Source records:
════════════════════
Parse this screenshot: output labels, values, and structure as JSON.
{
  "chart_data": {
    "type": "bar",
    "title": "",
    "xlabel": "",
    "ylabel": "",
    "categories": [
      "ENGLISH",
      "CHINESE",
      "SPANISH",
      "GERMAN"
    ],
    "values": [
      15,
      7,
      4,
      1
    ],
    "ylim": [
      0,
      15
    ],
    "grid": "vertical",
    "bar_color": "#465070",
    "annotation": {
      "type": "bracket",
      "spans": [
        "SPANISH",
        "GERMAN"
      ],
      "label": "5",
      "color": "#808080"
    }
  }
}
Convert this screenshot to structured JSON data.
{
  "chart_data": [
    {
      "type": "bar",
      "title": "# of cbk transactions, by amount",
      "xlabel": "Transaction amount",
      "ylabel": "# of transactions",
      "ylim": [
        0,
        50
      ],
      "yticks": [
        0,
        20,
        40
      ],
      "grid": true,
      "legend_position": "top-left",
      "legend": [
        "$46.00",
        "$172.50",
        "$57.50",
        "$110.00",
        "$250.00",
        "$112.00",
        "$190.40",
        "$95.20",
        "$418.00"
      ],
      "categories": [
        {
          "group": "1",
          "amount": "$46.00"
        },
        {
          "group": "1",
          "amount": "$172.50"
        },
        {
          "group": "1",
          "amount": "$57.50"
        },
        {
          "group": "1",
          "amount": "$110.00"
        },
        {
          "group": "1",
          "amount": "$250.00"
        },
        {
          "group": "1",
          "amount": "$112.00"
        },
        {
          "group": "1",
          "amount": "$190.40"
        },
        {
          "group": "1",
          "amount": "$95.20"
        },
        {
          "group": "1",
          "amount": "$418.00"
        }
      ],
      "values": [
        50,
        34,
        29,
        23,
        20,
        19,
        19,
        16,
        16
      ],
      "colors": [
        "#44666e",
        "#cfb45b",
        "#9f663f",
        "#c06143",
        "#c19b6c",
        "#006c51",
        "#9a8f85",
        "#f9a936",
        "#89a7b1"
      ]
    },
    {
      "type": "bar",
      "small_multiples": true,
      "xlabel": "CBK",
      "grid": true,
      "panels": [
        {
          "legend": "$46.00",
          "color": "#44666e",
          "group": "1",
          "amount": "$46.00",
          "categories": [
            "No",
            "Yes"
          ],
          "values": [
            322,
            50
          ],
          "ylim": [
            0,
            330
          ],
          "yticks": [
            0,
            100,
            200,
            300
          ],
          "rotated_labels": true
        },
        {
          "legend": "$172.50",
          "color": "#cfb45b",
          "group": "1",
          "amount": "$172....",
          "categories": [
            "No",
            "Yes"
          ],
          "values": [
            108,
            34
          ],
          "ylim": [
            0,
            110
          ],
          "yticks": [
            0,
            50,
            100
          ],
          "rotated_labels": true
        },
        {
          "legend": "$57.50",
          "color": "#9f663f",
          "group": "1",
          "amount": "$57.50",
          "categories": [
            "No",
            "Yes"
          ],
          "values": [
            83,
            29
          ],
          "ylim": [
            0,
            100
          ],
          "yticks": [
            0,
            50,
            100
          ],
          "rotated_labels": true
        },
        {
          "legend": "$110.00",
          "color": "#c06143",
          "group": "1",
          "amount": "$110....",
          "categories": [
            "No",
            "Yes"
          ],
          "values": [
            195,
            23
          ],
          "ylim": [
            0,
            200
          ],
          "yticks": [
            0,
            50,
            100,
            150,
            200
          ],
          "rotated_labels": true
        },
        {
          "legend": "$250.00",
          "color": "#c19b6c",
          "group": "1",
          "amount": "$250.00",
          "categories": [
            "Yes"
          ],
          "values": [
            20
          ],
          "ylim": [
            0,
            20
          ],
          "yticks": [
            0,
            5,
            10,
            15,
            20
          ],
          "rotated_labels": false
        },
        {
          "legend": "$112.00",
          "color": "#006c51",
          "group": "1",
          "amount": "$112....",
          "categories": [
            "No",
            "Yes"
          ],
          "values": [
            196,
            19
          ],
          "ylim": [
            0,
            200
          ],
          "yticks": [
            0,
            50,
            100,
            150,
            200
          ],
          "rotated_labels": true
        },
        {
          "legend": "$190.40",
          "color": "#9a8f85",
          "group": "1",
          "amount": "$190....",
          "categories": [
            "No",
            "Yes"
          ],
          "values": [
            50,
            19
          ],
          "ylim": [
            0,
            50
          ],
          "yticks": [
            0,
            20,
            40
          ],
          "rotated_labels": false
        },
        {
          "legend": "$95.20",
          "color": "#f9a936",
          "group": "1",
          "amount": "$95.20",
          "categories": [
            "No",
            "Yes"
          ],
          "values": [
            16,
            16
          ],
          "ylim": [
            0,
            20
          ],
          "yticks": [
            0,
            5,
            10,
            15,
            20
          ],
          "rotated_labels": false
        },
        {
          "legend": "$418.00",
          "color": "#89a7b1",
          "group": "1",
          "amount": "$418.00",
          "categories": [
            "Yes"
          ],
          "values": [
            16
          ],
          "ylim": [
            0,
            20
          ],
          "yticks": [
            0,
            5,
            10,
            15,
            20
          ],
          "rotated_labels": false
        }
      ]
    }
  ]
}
════════════════════
Exercise prompt: Your task is to repeat the data exactly, with nothing left out.

Solution to the problem:
Parse this screenshot: output labels, values, and structure as JSON.
{
  "chart_data": {
    "type": "bar",
    "title": "",
    "xlabel": "",
    "ylabel": "",
    "categories": [
      "ENGLISH",
      "CHINESE",
      "SPANISH",
      "GERMAN"
    ],
    "values": [
      15,
      7,
      4,
      1
    ],
    "ylim": [
      0,
      15
    ],
    "grid": "vertical",
    "bar_color": "#465070",
    "annotation": {
      "type": "bracket",
      "spans": [
        "SPANISH",
        "GERMAN"
      ],
      "label": "5",
      "color": "#808080"
    }
  }
}
Convert this screenshot to structured JSON data.
{
  "chart_data": [
    {
      "type": "bar",
      "title": "# of cbk transactions, by amount",
      "xlabel": "Transaction amount",
      "ylabel": "# of transactions",
      "ylim": [
        0,
        50
      ],
      "yticks": [
        0,
        20,
        40
      ],
      "grid": true,
      "legend_position": "top-left",
      "legend": [
        "$46.00",
        "$172.50",
        "$57.50",
        "$110.00",
        "$250.00",
        "$112.00",
        "$190.40",
        "$95.20",
        "$418.00"
      ],
      "categories": [
        {
          "group": "1",
          "amount": "$46.00"
        },
        {
          "group": "1",
          "amount": "$172.50"
        },
        {
          "group": "1",
          "amount": "$57.50"
        },
        {
          "group": "1",
          "amount": "$110.00"
        },
        {
          "group": "1",
          "amount": "$250.00"
        },
        {
          "group": "1",
          "amount": "$112.00"
        },
        {
          "group": "1",
          "amount": "$190.40"
        },
        {
          "group": "1",
          "amount": "$95.20"
        },
        {
          "group": "1",
          "amount": "$418.00"
        }
      ],
      "values": [
        50,
        34,
        29,
        23,
        20,
        19,
        19,
        16,
        16
      ],
      "colors": [
        "#44666e",
        "#cfb45b",
        "#9f663f",
        "#c06143",
        "#c19b6c",
        "#006c51",
        "#9a8f85",
        "#f9a936",
        "#89a7b1"
      ]
    },
    {
      "type": "bar",
      "small_multiples": true,
      "xlabel": "CBK",
      "grid": true,
      "panels": [
        {
          "legend": "$46.00",
          "color": "#44666e",
          "group": "1",
          "amount": "$46.00",
          "categories": [
            "No",
            "Yes"
          ],
          "values": [
            322,
            50
          ],
          "ylim": [
            0,
            330
          ],
          "yticks": [
            0,
            100,
            200,
            300
          ],
          "rotated_labels": true
        },
        {
          "legend": "$172.50",
          "color": "#cfb45b",
          "group": "1",
          "amount": "$172....",
          "categories": [
            "No",
            "Yes"
          ],
          "values": [
            108,
            34
          ],
          "ylim": [
            0,
            110
          ],
          "yticks": [
            0,
            50,
            100
          ],
          "rotated_labels": true
        },
        {
          "legend": "$57.50",
          "color": "#9f663f",
          "group": "1",
          "amount": "$57.50",
          "categories": [
            "No",
            "Yes"
          ],
          "values": [
            83,
            29
          ],
          "ylim": [
            0,
            100
          ],
          "yticks": [
            0,
            50,
            100
          ],
          "rotated_labels": true
        },
        {
          "legend": "$110.00",
          "color": "#c06143",
          "group": "1",
          "amount": "$110....",
          "categories": [
            "No",
            "Yes"
          ],
          "values": [
            195,
            23
          ],
          "ylim": [
            0,
            200
          ],
          "yticks": [
            0,
            50,
            100,
            150,
            200
          ],
          "rotated_labels": true
        },
        {
          "legend": "$250.00",
          "color": "#c19b6c",
          "group": "1",
          "amount": "$250.00",
          "categories": [
            "Yes"
          ],
          "values": [
            20
          ],
          "ylim": [
            0,
            20
          ],
          "yticks": [
            0,
            5,
            10,
            15,
            20
          ],
          "rotated_labels": false
        },
        {
          "legend": "$112.00",
          "color": "#006c51",
          "group": "1",
          "amount": "$112....",
          "categories": [
            "No",
            "Yes"
          ],
          "values": [
            196,
            19
          ],
          "ylim": [
            0,
            200
          ],
          "yticks": [
            0,
            50,
            100,
            150,
            200
          ],
          "rotated_labels": true
        },
        {
          "legend": "$190.40",
          "color": "#9a8f85",
          "group": "1",
          "amount": "$190....",
          "categories": [
            "No",
            "Yes"
          ],
          "values": [
            50,
            19
          ],
          "ylim": [
            0,
            50
          ],
          "yticks": [
            0,
            20,
            40
          ],
          "rotated_labels": false
        },
        {
          "legend": "$95.20",
          "color": "#f9a936",
          "group": "1",
          "amount": "$95.20",
          "categories": [
            "No",
            "Yes"
          ],
          "values": [
            16,
            16
          ],
          "ylim": [
            0,
            20
          ],
          "yticks": [
            0,
            5,
            10,
            15,
            20
          ],
          "rotated_labels": false
        },
        {
          "legend": "$418.00",
          "color": "#89a7b1",
          "group": "1",
          "amount": "$418.00",
          "categories": [
            "Yes"
          ],
          "values": [
            16
          ],
          "ylim": [
            0,
            20
          ],
          "yticks": [
            0,
            5,
            10,
            15,
            20
          ],
          "rotated_labels": false
        }
      ]
    }
  ]
}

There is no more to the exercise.